## AIM OF THE EXERCISE
In full and without deviation, write out the entries that follow.

# start of EXERCISE INPUT

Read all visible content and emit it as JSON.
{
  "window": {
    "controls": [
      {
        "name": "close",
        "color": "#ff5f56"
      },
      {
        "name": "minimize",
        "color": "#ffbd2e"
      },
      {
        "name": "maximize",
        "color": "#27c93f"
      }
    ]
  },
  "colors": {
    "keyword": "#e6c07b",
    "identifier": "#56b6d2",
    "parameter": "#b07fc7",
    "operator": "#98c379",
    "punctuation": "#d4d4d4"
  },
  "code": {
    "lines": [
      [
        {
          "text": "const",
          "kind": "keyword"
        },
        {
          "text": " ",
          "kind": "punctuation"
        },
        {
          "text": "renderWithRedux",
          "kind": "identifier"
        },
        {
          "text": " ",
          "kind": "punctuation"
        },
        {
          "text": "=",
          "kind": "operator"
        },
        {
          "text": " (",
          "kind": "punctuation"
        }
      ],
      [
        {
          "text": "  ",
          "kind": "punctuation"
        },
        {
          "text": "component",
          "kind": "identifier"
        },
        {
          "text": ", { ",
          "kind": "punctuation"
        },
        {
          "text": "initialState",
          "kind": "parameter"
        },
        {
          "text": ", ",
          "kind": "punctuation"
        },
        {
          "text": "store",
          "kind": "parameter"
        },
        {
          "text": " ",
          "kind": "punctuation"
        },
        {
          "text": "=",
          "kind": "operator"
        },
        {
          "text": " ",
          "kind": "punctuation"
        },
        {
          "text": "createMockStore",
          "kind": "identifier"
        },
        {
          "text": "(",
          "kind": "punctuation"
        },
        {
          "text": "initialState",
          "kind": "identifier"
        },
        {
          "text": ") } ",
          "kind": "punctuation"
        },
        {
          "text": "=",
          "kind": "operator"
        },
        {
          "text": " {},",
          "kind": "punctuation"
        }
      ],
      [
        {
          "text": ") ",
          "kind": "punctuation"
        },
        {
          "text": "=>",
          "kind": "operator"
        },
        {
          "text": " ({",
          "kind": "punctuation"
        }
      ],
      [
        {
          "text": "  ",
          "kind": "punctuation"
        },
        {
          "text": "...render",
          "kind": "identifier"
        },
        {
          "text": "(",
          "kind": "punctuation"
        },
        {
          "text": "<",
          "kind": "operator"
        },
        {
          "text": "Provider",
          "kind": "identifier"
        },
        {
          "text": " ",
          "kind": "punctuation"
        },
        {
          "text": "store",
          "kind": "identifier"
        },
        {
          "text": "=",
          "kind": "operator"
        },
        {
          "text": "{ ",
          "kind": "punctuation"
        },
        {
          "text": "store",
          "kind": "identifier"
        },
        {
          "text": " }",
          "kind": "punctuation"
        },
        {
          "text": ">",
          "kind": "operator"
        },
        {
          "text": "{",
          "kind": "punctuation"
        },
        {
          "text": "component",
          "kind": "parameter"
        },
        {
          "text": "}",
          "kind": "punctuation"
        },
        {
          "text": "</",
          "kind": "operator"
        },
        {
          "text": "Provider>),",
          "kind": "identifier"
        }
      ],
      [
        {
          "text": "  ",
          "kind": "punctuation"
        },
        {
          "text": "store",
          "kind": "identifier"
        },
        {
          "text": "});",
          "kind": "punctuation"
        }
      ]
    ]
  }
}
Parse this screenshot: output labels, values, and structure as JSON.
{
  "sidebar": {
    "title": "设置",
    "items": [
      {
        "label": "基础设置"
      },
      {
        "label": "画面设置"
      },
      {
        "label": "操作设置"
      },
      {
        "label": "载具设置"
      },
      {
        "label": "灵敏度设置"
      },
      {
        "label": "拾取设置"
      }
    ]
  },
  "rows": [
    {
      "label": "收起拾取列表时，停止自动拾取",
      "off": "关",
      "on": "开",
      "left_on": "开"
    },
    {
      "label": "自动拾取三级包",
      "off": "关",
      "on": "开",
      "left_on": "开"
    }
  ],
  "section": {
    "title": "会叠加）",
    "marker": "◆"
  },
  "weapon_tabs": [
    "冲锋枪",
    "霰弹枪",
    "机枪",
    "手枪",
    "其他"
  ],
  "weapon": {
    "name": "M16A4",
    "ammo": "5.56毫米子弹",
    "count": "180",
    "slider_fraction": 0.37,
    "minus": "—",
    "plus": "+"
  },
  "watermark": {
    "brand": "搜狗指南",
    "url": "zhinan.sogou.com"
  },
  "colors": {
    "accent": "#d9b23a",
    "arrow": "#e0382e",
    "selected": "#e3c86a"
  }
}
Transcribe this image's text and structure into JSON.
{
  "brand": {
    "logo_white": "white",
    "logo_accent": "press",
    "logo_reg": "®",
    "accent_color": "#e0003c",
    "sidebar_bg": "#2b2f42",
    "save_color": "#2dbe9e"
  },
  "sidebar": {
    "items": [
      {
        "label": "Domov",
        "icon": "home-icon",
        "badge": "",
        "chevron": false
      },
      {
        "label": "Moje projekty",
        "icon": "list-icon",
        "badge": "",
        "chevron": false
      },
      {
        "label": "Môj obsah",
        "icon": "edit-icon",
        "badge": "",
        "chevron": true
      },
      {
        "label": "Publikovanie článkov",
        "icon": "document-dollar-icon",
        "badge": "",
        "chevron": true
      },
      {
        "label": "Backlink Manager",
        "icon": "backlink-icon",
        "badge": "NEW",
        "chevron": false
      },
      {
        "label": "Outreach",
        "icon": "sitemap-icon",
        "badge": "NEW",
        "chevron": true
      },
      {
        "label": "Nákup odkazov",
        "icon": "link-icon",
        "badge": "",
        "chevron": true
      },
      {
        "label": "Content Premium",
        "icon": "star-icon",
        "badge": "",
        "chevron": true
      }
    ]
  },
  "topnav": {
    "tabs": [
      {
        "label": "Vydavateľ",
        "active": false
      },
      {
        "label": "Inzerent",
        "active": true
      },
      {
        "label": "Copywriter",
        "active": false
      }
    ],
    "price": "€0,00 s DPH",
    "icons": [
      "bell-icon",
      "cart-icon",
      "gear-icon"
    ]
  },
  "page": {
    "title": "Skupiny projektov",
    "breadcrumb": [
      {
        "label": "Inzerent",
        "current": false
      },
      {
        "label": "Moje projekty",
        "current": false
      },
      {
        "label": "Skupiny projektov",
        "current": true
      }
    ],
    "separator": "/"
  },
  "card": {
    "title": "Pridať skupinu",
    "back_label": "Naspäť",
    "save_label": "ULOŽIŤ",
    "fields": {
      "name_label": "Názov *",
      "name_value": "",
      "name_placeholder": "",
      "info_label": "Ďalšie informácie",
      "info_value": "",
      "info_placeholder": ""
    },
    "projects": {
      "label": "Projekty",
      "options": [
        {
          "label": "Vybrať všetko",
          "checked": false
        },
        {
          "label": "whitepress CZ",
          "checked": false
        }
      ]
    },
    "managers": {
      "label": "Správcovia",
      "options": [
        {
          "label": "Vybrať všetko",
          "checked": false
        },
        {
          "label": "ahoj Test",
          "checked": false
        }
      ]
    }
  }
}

# end of EXERCISE INPUT

## COMPLETE OUTPUT
Read all visible content and emit it as JSON.
{
  "window": {
    "controls": [
      {
        "name": "close",
        "color": "#ff5f56"
      },
      {
        "name": "minimize",
        "color": "#ffbd2e"
      },
      {
        "name": "maximize",
        "color": "#27c93f"
      }
    ]
  },
  "colors": {
    "keyword": "#e6c07b",
    "identifier": "#56b6d2",
    "parameter": "#b07fc7",
    "operator": "#98c379",
    "punctuation": "#d4d4d4"
  },
  "code": {
    "lines": [
      [
        {
          "text": "const",
          "kind": "keyword"
        },
        {
          "text": " ",
          "kind": "punctuation"
        },
        {
          "text": "renderWithRedux",
          "kind": "identifier"
        },
        {
          "text": " ",
          "kind": "punctuation"
        },
        {
          "text": "=",
          "kind": "operator"
        },
        {
          "text": " (",
          "kind": "punctuation"
        }
      ],
      [
        {
          "text": "  ",
          "kind": "punctuation"
        },
        {
          "text": "component",
          "kind": "identifier"
        },
        {
          "text": ", { ",
          "kind": "punctuation"
        },
        {
          "text": "initialState",
          "kind": "parameter"
        },
        {
          "text": ", ",
          "kind": "punctuation"
        },
        {
          "text": "store",
          "kind": "parameter"
        },
        {
          "text": " ",
          "kind": "punctuation"
        },
        {
          "text": "=",
          "kind": "operator"
        },
        {
          "text": " ",
          "kind": "punctuation"
        },
        {
          "text": "createMockStore",
          "kind": "identifier"
        },
        {
          "text": "(",
          "kind": "punctuation"
        },
        {
          "text": "initialState",
          "kind": "identifier"
        },
        {
          "text": ") } ",
          "kind": "punctuation"
        },
        {
          "text": "=",
          "kind": "operator"
        },
        {
          "text": " {},",
          "kind": "punctuation"
        }
      ],
      [
        {
          "text": ") ",
          "kind": "punctuation"
        },
        {
          "text": "=>",
          "kind": "operator"
        },
        {
          "text": " ({",
          "kind": "punctuation"
        }
      ],
      [
        {
          "text": "  ",
          "kind": "punctuation"
        },
        {
          "text": "...render",
          "kind": "identifier"
        },
        {
          "text": "(",
          "kind": "punctuation"
        },
        {
          "text": "<",
          "kind": "operator"
        },
        {
          "text": "Provider",
          "kind": "identifier"
        },
        {
          "text": " ",
          "kind": "punctuation"
        },
        {
          "text": "store",
          "kind": "identifier"
        },
        {
          "text": "=",
          "kind": "operator"
        },
        {
          "text": "{ ",
          "kind": "punctuation"
        },
        {
          "text": "store",
          "kind": "identifier"
        },
        {
          "text": " }",
          "kind": "punctuation"
        },
        {
          "text": ">",
          "kind": "operator"
        },
        {
          "text": "{",
          "kind": "punctuation"
        },
        {
          "text": "component",
          "kind": "parameter"
        },
        {
          "text": "}",
          "kind": "punctuation"
        },
        {
          "text": "</",
          "kind": "operator"
        },
        {
          "text": "Provider>),",
          "kind": "identifier"
        }
      ],
      [
        {
          "text": "  ",
          "kind": "punctuation"
        },
        {
          "text": "store",
          "kind": "identifier"
        },
        {
          "text": "});",
          "kind": "punctuation"
        }
      ]
    ]
  }
}
Parse this screenshot: output labels, values, and structure as JSON.
{
  "sidebar": {
    "title": "设置",
    "items": [
      {
        "label": "基础设置"
      },
      {
        "label": "画面设置"
      },
      {
        "label": "操作设置"
      },
      {
        "label": "载具设置"
      },
      {
        "label": "灵敏度设置"
      },
      {
        "label": "拾取设置"
      }
    ]
  },
  "rows": [
    {
      "label": "收起拾取列表时，停止自动拾取",
      "off": "关",
      "on": "开",
      "left_on": "开"
    },
    {
      "label": "自动拾取三级包",
      "off": "关",
      "on": "开",
      "left_on": "开"
    }
  ],
  "section": {
    "title": "会叠加）",
    "marker": "◆"
  },
  "weapon_tabs": [
    "冲锋枪",
    "霰弹枪",
    "机枪",
    "手枪",
    "其他"
  ],
  "weapon": {
    "name": "M16A4",
    "ammo": "5.56毫米子弹",
    "count": "180",
    "slider_fraction": 0.37,
    "minus": "—",
    "plus": "+"
  },
  "watermark": {
    "brand": "搜狗指南",
    "url": "zhinan.sogou.com"
  },
  "colors": {
    "accent": "#d9b23a",
    "arrow": "#e0382e",
    "selected": "#e3c86a"
  }
}
Transcribe this image's text and structure into JSON.
{
  "brand": {
    "logo_white": "white",
    "logo_accent": "press",
    "logo_reg": "®",
    "accent_color": "#e0003c",
    "sidebar_bg": "#2b2f42",
    "save_color": "#2dbe9e"
  },
  "sidebar": {
    "items": [
      {
        "label": "Domov",
        "icon": "home-icon",
        "badge": "",
        "chevron": false
      },
      {
        "label": "Moje projekty",
        "icon": "list-icon",
        "badge": "",
        "chevron": false
      },
      {
        "label": "Môj obsah",
        "icon": "edit-icon",
        "badge": "",
        "chevron": true
      },
      {
        "label": "Publikovanie článkov",
        "icon": "document-dollar-icon",
        "badge": "",
        "chevron": true
      },
      {
        "label": "Backlink Manager",
        "icon": "backlink-icon",
        "badge": "NEW",
        "chevron": false
      },
      {
        "label": "Outreach",
        "icon": "sitemap-icon",
        "badge": "NEW",
        "chevron": true
      },
      {
        "label": "Nákup odkazov",
        "icon": "link-icon",
        "badge": "",
        "chevron": true
      },
      {
        "label": "Content Premium",
        "icon": "star-icon",
        "badge": "",
        "chevron": true
      }
    ]
  },
  "topnav": {
    "tabs": [
      {
        "label": "Vydavateľ",
        "active": false
      },
      {
        "label": "Inzerent",
        "active": true
      },
      {
        "label": "Copywriter",
        "active": false
      }
    ],
    "price": "€0,00 s DPH",
    "icons": [
      "bell-icon",
      "cart-icon",
      "gear-icon"
    ]
  },
  "page": {
    "title": "Skupiny projektov",
    "breadcrumb": [
      {
        "label": "Inzerent",
        "current": false
      },
      {
        "label": "Moje projekty",
        "current": false
      },
      {
        "label": "Skupiny projektov",
        "current": true
      }
    ],
    "separator": "/"
  },
  "card": {
    "title": "Pridať skupinu",
    "back_label": "Naspäť",
    "save_label": "ULOŽIŤ",
    "fields": {
      "name_label": "Názov *",
      "name_value": "",
      "name_placeholder": "",
      "info_label": "Ďalšie informácie",
      "info_value": "",
      "info_placeholder": ""
    },
    "projects": {
      "label": "Projekty",
      "options": [
        {
          "label": "Vybrať všetko",
          "checked": false
        },
        {
          "label": "whitepress CZ",
          "checked": false
        }
      ]
    },
    "managers": {
      "label": "Správcovia",
      "options": [
        {
          "label": "Vybrať všetko",
          "checked": false
        },
        {
          "label": "ahoj Test",
          "checked": false
        }
      ]
    }
  }
}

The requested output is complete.